Exercise task ::
Copy all of the material word for word, except for the pictures.

[Stored data]

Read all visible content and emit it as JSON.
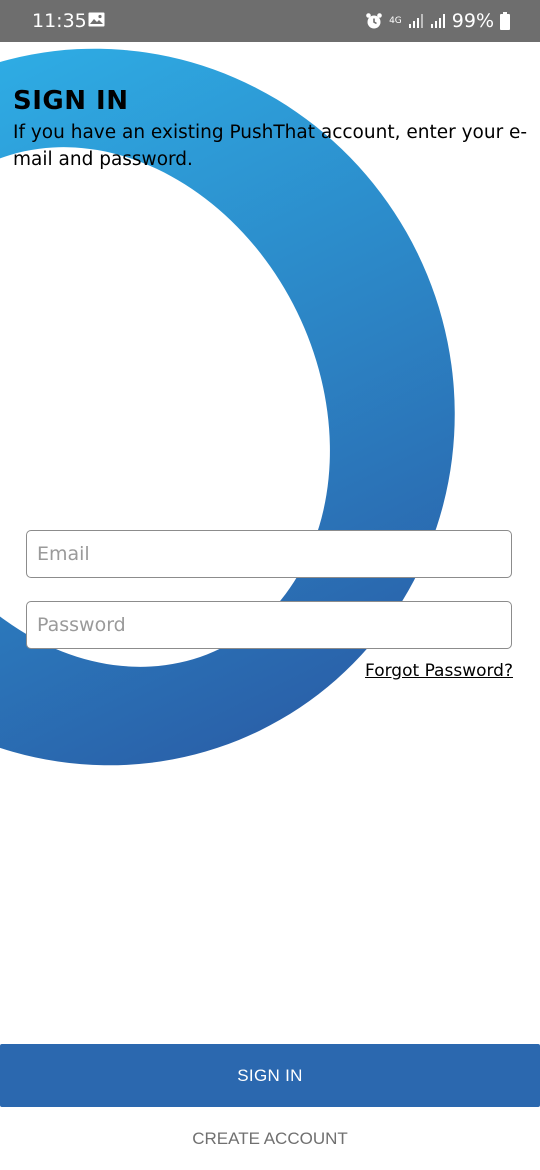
{
  "status_bar": {
    "time": "11:35",
    "network_type": "4G",
    "battery_percent": "99%",
    "icons": [
      "gallery-icon",
      "alarm-icon",
      "signal-icon",
      "battery-icon"
    ]
  },
  "header": {
    "title": "SIGN IN",
    "subtitle": "If you have an existing PushThat account, enter your e-mail and password."
  },
  "form": {
    "email_placeholder": "Email",
    "email_value": "",
    "password_placeholder": "Password",
    "password_value": "",
    "forgot_password_label": "Forgot Password?"
  },
  "actions": {
    "sign_in_label": "SIGN IN",
    "create_account_label": "CREATE ACCOUNT"
  },
  "colors": {
    "ring_top": "#2eace4",
    "ring_bottom": "#2a62aa",
    "primary_button": "#2b68af",
    "status_bar": "#6e6e6e"
  }
}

Complete output ::
Read all visible content and emit it as JSON.
{
  "status_bar": {
    "time": "11:35",
    "network_type": "4G",
    "battery_percent": "99%",
    "icons": [
      "gallery-icon",
      "alarm-icon",
      "signal-icon",
      "battery-icon"
    ]
  },
  "header": {
    "title": "SIGN IN",
    "subtitle": "If you have an existing PushThat account, enter your e-mail and password."
  },
  "form": {
    "email_placeholder": "Email",
    "email_value": "",
    "password_placeholder": "Password",
    "password_value": "",
    "forgot_password_label": "Forgot Password?"
  },
  "actions": {
    "sign_in_label": "SIGN IN",
    "create_account_label": "CREATE ACCOUNT"
  },
  "colors": {
    "ring_top": "#2eace4",
    "ring_bottom": "#2a62aa",
    "primary_button": "#2b68af",
    "status_bar": "#6e6e6e"
  }
}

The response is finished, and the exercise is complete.